(Data items)
--*--

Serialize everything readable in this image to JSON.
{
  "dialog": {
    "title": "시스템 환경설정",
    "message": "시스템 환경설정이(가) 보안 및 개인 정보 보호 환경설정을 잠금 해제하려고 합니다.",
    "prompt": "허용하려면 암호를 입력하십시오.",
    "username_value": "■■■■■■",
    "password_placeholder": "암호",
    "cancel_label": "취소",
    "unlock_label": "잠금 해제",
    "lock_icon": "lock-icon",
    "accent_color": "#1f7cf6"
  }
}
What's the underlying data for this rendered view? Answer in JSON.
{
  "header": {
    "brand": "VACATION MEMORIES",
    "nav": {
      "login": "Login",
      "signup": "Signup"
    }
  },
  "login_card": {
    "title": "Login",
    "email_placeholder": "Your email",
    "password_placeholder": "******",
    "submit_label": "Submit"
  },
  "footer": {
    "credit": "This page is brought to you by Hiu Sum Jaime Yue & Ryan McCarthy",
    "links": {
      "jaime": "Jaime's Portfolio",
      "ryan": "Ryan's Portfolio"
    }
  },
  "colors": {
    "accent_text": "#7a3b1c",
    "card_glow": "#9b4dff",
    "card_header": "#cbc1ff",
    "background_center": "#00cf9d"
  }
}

--*--

_Aim_
Repeat, with no changes, each line from the one with "What's the underlying" to the end of the listing, including both ends and nothing else.

_Correct output_
What's the underlying data for this rendered view? Answer in JSON.
{
  "header": {
    "brand": "VACATION MEMORIES",
    "nav": {
      "login": "Login",
      "signup": "Signup"
    }
  },
  "login_card": {
    "title": "Login",
    "email_placeholder": "Your email",
    "password_placeholder": "******",
    "submit_label": "Submit"
  },
  "footer": {
    "credit": "This page is brought to you by Hiu Sum Jaime Yue & Ryan McCarthy",
    "links": {
      "jaime": "Jaime's Portfolio",
      "ryan": "Ryan's Portfolio"
    }
  },
  "colors": {
    "accent_text": "#7a3b1c",
    "card_glow": "#9b4dff",
    "card_header": "#cbc1ff",
    "background_center": "#00cf9d"
  }
}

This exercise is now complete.